◆ TASK REQUIREMENTS
Copy out each line containing "efficient" from the entries below.

◆ RECORDS TO PROCESS
--*--

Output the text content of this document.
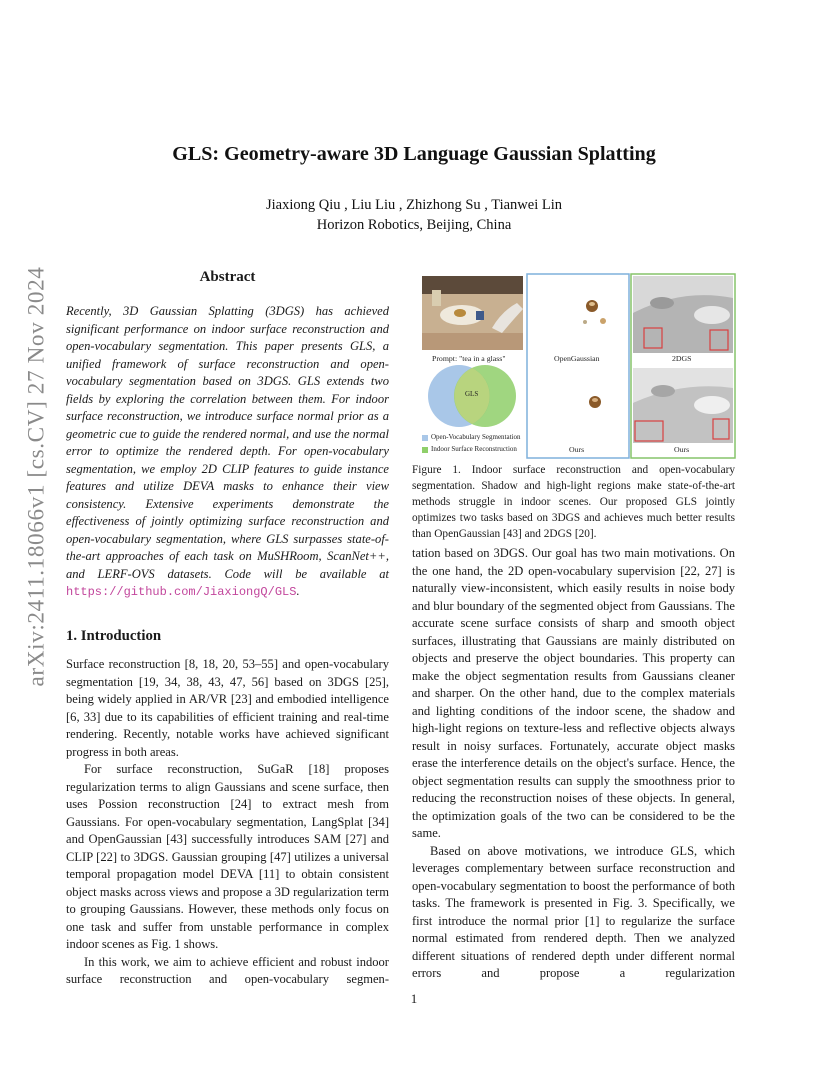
arXiv:2411.18066v1 [cs.CV] 27 Nov 2024
GLS: Geometry-aware 3D Language Gaussian Splatting
Jiaxiong Qiu , Liu Liu , Zhizhong Su , Tianwei Lin
Horizon Robotics, Beijing, China
Abstract

Recently, 3D Gaussian Splatting (3DGS) has achieved significant performance on indoor surface reconstruction and open-vocabulary segmentation. This paper presents GLS, a unified framework of surface reconstruction and open-vocabulary segmentation based on 3DGS. GLS extends two fields by exploring the correlation between them. For indoor surface reconstruction, we introduce surface normal prior as a geometric cue to guide the rendered normal, and use the normal error to optimize the rendered depth. For open-vocabulary segmentation, we employ 2D CLIP features to guide instance features and utilize DEVA masks to enhance their view consistency. Extensive experiments demonstrate the effectiveness of jointly optimizing surface reconstruction and open-vocabulary segmentation, where GLS surpasses state-of-the-art approaches of each task on MuSHRoom, ScanNet++, and LERF-OVS datasets. Code will be available at https://github.com/JiaxiongQ/GLS.

1. Introduction

Surface reconstruction [8, 18, 20, 53–55] and open-vocabulary segmentation [19, 34, 38, 43, 47, 56] based on 3DGS [25], being widely applied in AR/VR [23] and embodied intelligence [6, 33] due to its capabilities of efficient training and real-time rendering. Recently, notable works have achieved significant progress in both areas.

For surface reconstruction, SuGaR [18] proposes regularization terms to align Gaussians and scene surface, then uses Possion reconstruction [24] to extract mesh from Gaussians. For open-vocabulary segmentation, LangSplat [34] and OpenGaussian [43] successfully introduces SAM [27] and CLIP [22] to 3DGS. Gaussian grouping [47] utilizes a universal temporal propagation model DEVA [11] to obtain consistent object masks across views and propose a 3D regularization term to grouping Gaussians. However, these methods only focus on one task and suffer from unstable performance in complex indoor scenes as Fig. 1 shows.

In this work, we aim to achieve efficient and robust indoor surface reconstruction and open-vocabulary segmen-

Prompt: "tea in a glass"
GLS
Open-Vocabulary Segmentation
Indoor Surface Reconstruction
OpenGaussian
Ours
2DGS
Ours
Figure 1. Indoor surface reconstruction and open-vocabulary segmentation. Shadow and high-light regions make state-of-the-art methods struggle in indoor scenes. Our proposed GLS jointly optimizes two tasks based on 3DGS and achieves much better results than OpenGaussian [43] and 2DGS [20].

tation based on 3DGS. Our goal has two main motivations. On the one hand, the 2D open-vocabulary supervision [22, 27] is naturally view-inconsistent, which easily results in noise body and blur boundary of the segmented object from Gaussians. The accurate scene surface consists of sharp and smooth object surfaces, illustrating that Gaussians are mainly distributed on objects and preserve the object boundaries. This property can make the object segmentation results from Gaussians cleaner and sharper. On the other hand, due to the complex materials and lighting conditions of the indoor scene, the shadow and high-light regions on texture-less and reflective objects always result in noisy surfaces. Fortunately, accurate object masks erase the interference details on the object's surface. Hence, the object segmentation results can supply the smoothness prior to reducing the reconstruction noises of these objects. In general, the optimization goals of the two can be considered to be the same.

Based on above motivations, we introduce GLS, which leverages complementary between surface reconstruction and open-vocabulary segmentation to boost the performance of both tasks. The framework is presented in Fig. 3. Specifically, we first introduce the normal prior [1] to regularize the surface normal estimated from rendered depth. Then we analyzed different situations of rendered depth under different normal errors and propose a regularization

1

--*--

◆ COMPLETED TASK
Surface reconstruction [8, 18, 20, 53–55] and open-vocabulary segmentation [19, 34, 38, 43, 47, 56] based on 3DGS [25], being widely applied in AR/VR [23] and embodied intelligence [6, 33] due to its capabilities of efficient training and real-time rendering. Recently, notable works have achieved significant progress in both areas.
In this work, we aim to achieve efficient and robust indoor surface reconstruction and open-vocabulary segmen-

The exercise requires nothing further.